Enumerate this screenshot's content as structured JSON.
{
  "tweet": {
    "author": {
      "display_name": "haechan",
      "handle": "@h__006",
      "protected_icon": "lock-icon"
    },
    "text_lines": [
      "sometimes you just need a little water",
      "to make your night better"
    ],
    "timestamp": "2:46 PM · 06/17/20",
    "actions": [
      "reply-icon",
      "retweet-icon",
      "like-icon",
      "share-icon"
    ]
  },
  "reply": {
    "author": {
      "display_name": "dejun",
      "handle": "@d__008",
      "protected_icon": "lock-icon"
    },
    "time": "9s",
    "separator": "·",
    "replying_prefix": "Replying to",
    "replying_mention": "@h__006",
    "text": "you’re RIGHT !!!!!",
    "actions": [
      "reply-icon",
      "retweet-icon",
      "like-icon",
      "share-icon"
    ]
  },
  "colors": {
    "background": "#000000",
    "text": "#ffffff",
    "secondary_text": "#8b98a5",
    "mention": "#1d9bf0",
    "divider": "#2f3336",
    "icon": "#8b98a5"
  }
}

-=-=-=-=-

Return the listing above in its exact form.

Enumerate this screenshot's content as structured JSON.
{
  "tweet": {
    "author": {
      "display_name": "haechan",
      "handle": "@h__006",
      "protected_icon": "lock-icon"
    },
    "text_lines": [
      "sometimes you just need a little water",
      "to make your night better"
    ],
    "timestamp": "2:46 PM · 06/17/20",
    "actions": [
      "reply-icon",
      "retweet-icon",
      "like-icon",
      "share-icon"
    ]
  },
  "reply": {
    "author": {
      "display_name": "dejun",
      "handle": "@d__008",
      "protected_icon": "lock-icon"
    },
    "time": "9s",
    "separator": "·",
    "replying_prefix": "Replying to",
    "replying_mention": "@h__006",
    "text": "you’re RIGHT !!!!!",
    "actions": [
      "reply-icon",
      "retweet-icon",
      "like-icon",
      "share-icon"
    ]
  },
  "colors": {
    "background": "#000000",
    "text": "#ffffff",
    "secondary_text": "#8b98a5",
    "mention": "#1d9bf0",
    "divider": "#2f3336",
    "icon": "#8b98a5"
  }
}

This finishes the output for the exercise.